→ **Extrait à lire**
- - - - -

Comment faire naître une nation terroriste
Comment faire naître une nation terroriste
– par le général Abdel Fattah al-Sissi (avec un petit coup de pouce de Le Drian et Macron).
Au lendemain de l’attaque terroriste la plus aveuglément meurtrière d’Égypte ces dernières années, al-Sissi a déclaré trois jours de deuil national (bientôt il y aura malheureusement plus de jours de deuil national et de Tour Eiffel éteinte que de jours fériés…) et une frappe sans merci des foyers terroristes au Sinaï.
Attends ? Mais on sait où se trouvent et comment éliminer les foyers terroristes au Sinaï ? Ahhh et on l’a pas fait avant ? On a attendu la mort inutile de centaines de personnes et d’enfants ? Personne n’est dupe. Il est impossible d’éliminer les foyers terroristes par quelques bombes tombées du ciel au hasard d’un GPS, tout simplement parce qu’ils sont constitués en groupuscules au sein même de la population. Donc on bombarde. On tue au passage quelques dizaines de civils innocents, des victimes collatérales dira-t-on. Résultat ? Walou. Rien. Ou plutôt si. Des populations qui se radicalisent encore plus, des graines de terreur supplémentaires qui ne demandent qu’à céder aux sirènes du premier barbu venu, en se faisant exploser pour un paradis espéré et une cause plus grande que soi qui manquait simplement à sa vie.
C’est fou, parce que l’histoire semble se répéter sans fin. En Irak, en Syrie, la France a aussi vendu ses armes à des régimes qui tournaient à la dictature et bombardaient leurs propres populations en se justifiant par la lutte contre le terrorisme.
Alors le ministre Le Drian était en Égypte il y a 15 jours pour boucler la vente de 12 avions Rafales supplémentaires. Macron à invité al-Sissi en visite d’État à Paris le mois dernier. Tout en déclarant que côté Droits Humains tout allait pour le mieux au pays des pharaons, et que donc on soutenait sans limite la lutte du gouvernement égyptien contre le terrorisme. Sachons donc que les bombes qui tomberont au Sinaï sont made in France, de même que celles qui pendant longtemps sont tombées en Syrie (avant que le vilain Assad ne tombe en disgrâce et se tourne vers ses amis russes, un rien plus compréhensifs) et celles qui tombent chaque jour au Yemen depuis l’Arabie Saoudite, sous prétexte là-aussi de lutte anti-terroriste.

- - - - -

→ **Travail à faire**
[1] D'après le texte, combien d'avions Rafale supplémentaires le ministre Le Drian est-il allé vendre en Égypte ?
[2] Recopiez le passage du texte qui s'ouvre sur les mots « Attends ? Mais » et se ferme sur les mots « simplement à sa vie. ».
Appuyez-vous uniquement sur le texte.

→ **Données affichées**
- - - - -

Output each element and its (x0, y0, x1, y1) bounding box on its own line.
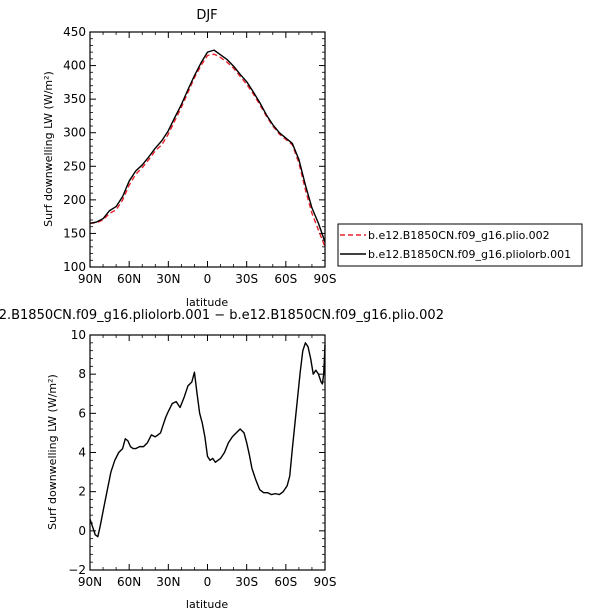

- - - - -

→ **Résultats obtenus**
[1] 12 avions Rafale supplémentaires.

[2]
Attends ? Mais on sait où se trouvent et comment éliminer les foyers terroristes au Sinaï ? Ahhh et on l’a pas fait avant ? On a attendu la mort inutile de centaines de personnes et d’enfants ? Personne n’est dupe. Il est impossible d’éliminer les foyers terroristes par quelques bombes tombées du ciel au hasard d’un GPS, tout simplement parce qu’ils sont constitués en groupuscules au sein même de la population. Donc on bombarde. On tue au passage quelques dizaines de civils innocents, des victimes collatérales dira-t-on. Résultat ? Walou. Rien. Ou plutôt si. Des populations qui se radicalisent encore plus, des graines de terreur supplémentaires qui ne demandent qu’à céder aux sirènes du premier barbu venu, en se faisant exploser pour un paradis espéré et une cause plus grande que soi qui manquait simplement à sa vie.